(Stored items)
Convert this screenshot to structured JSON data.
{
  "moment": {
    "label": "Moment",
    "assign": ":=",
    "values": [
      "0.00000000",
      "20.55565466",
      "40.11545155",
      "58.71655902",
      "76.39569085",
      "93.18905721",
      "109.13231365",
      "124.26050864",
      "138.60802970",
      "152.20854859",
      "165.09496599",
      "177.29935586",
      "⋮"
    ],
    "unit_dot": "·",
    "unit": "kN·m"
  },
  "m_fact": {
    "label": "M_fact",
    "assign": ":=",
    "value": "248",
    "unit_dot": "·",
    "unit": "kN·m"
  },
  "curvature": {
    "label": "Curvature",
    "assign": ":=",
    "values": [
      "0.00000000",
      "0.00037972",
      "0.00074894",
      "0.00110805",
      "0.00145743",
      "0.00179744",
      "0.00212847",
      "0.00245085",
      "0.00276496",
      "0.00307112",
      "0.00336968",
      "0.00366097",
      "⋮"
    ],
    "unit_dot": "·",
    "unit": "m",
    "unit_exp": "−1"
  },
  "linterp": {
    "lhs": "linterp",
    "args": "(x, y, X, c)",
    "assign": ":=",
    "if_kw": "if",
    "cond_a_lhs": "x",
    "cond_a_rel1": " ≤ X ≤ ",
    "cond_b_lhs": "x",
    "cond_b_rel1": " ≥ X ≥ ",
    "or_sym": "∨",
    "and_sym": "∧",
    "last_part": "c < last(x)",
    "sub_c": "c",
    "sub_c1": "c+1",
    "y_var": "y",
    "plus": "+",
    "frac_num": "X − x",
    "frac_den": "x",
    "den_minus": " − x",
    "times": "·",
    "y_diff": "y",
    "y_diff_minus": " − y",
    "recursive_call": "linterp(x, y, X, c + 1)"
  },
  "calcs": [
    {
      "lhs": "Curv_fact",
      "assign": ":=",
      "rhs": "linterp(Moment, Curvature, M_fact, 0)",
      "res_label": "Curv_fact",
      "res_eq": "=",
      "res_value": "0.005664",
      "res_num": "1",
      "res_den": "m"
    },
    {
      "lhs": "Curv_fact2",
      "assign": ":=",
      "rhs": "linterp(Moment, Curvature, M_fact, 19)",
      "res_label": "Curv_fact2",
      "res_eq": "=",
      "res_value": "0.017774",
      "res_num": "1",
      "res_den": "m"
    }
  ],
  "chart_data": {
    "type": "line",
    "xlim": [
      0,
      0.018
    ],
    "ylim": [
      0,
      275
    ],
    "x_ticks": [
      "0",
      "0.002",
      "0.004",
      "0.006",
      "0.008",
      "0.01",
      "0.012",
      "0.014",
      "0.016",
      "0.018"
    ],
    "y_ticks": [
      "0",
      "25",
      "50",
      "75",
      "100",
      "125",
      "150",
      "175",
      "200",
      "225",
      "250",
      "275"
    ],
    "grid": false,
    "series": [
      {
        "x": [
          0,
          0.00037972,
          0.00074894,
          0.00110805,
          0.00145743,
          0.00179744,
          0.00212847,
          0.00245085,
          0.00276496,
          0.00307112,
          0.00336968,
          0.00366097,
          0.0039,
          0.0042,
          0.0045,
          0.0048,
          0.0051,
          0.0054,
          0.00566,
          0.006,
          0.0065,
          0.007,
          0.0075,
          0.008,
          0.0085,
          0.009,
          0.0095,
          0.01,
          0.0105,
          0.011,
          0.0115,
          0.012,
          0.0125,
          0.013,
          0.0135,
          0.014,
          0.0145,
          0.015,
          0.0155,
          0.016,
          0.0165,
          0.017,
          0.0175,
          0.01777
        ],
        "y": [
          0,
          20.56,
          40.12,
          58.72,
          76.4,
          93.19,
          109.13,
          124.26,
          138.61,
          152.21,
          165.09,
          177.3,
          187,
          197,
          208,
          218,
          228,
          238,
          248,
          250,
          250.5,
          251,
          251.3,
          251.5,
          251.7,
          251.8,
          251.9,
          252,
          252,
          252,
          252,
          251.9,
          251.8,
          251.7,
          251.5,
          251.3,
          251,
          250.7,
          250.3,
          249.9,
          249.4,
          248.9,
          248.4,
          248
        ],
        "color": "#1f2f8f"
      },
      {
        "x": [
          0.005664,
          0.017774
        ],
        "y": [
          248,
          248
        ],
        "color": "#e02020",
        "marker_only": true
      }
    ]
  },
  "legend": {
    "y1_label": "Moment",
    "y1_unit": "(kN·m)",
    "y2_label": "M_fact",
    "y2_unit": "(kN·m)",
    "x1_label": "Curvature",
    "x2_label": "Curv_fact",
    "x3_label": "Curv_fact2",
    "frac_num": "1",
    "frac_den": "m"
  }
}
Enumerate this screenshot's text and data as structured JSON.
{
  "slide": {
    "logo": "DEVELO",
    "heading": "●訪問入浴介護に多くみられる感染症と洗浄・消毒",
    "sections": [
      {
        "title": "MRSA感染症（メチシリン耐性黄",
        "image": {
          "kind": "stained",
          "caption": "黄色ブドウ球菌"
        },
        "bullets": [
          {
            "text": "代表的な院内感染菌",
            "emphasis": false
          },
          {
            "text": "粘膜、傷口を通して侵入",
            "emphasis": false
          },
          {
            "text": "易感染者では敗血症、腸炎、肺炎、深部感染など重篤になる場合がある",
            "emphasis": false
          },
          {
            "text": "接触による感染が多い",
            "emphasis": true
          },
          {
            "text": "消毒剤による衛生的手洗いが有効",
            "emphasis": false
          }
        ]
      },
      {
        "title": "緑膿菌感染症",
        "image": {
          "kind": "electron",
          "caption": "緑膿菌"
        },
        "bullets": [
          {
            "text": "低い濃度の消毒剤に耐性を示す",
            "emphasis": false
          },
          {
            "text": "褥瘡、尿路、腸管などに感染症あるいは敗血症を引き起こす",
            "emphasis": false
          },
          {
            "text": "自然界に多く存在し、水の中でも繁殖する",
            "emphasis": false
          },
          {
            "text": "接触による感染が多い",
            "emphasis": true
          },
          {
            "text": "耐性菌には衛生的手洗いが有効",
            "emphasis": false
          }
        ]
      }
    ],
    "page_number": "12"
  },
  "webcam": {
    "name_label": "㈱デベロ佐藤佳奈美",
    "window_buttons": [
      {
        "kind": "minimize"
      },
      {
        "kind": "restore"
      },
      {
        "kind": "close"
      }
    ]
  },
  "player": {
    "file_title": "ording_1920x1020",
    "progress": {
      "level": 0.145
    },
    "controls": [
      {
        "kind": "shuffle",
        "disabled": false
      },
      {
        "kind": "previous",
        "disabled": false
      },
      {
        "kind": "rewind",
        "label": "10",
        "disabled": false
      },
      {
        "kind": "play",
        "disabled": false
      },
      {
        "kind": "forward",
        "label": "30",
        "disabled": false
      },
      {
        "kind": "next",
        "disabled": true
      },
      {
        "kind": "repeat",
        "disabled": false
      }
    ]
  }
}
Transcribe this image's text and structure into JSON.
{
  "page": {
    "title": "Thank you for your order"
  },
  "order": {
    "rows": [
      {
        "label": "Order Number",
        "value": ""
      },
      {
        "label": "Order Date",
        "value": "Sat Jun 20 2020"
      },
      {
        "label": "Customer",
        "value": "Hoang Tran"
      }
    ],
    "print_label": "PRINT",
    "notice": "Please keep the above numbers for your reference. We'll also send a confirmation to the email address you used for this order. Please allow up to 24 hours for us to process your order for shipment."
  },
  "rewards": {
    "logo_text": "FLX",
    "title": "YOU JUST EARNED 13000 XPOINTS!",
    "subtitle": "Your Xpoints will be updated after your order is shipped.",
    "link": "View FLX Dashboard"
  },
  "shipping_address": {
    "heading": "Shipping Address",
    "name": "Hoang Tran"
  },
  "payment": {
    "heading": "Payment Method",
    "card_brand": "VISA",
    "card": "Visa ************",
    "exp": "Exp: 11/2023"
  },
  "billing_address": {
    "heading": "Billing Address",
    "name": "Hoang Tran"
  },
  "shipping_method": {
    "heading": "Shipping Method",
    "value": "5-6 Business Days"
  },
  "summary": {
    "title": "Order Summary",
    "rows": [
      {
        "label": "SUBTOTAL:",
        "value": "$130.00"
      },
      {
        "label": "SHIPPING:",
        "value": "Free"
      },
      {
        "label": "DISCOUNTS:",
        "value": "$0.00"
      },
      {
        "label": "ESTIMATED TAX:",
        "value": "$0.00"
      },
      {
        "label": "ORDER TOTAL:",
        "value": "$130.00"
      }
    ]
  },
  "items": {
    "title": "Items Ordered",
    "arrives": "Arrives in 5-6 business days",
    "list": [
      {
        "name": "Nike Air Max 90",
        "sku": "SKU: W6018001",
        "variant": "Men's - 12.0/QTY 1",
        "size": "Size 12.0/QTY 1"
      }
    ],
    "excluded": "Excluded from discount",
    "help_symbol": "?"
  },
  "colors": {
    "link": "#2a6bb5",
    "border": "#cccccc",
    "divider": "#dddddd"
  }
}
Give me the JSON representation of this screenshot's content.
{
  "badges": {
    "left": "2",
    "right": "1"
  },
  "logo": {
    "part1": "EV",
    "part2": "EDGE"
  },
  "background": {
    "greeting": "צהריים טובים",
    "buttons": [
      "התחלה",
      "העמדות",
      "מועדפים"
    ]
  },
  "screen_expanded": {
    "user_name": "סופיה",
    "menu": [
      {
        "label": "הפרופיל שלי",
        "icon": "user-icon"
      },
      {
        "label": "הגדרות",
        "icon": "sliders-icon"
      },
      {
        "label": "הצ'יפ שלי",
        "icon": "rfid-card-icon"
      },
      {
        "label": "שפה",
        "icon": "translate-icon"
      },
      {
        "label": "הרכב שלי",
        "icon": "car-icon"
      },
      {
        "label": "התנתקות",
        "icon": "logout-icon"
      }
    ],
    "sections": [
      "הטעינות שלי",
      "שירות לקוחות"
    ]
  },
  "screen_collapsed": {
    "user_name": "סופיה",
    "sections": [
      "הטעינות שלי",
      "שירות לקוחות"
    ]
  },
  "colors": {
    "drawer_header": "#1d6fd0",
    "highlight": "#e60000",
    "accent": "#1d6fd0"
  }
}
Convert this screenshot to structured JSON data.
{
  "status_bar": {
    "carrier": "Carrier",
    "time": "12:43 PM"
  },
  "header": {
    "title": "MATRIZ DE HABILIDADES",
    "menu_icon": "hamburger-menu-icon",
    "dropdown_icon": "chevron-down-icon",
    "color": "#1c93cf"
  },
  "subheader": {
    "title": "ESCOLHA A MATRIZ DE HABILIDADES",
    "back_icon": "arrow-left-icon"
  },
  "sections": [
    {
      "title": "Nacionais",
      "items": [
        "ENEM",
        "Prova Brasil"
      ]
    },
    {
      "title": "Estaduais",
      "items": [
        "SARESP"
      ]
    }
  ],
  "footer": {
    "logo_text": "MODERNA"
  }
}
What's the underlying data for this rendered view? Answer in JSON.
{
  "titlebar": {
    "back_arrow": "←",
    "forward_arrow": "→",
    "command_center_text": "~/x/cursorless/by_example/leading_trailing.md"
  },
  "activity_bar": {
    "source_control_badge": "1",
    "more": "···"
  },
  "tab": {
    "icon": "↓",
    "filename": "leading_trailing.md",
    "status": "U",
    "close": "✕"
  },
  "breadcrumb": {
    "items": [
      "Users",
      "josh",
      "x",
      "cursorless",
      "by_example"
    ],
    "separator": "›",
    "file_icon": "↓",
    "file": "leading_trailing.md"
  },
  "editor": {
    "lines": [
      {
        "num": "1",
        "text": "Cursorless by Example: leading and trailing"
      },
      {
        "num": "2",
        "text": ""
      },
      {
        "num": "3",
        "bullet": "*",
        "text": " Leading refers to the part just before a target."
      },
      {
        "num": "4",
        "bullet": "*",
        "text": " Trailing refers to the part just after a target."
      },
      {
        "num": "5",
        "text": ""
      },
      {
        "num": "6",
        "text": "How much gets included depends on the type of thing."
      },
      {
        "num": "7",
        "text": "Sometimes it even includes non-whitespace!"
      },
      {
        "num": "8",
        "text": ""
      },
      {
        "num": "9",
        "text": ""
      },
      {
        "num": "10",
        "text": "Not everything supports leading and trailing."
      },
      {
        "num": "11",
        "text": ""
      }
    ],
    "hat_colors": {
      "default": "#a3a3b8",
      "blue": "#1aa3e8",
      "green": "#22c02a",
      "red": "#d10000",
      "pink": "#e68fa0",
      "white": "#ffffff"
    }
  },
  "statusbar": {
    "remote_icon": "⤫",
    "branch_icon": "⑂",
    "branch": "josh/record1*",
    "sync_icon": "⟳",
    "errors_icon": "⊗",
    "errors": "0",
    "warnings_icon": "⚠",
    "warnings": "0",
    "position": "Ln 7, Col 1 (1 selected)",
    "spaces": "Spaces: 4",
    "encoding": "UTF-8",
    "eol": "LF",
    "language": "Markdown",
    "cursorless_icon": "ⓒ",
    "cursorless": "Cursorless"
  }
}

▶ _Exercise brief_: Each line in the entries above that includes the string "true" should be extracted.

▶ _Response below_:
        "marker_only": true
            "emphasis": true
            "emphasis": true
        "disabled": true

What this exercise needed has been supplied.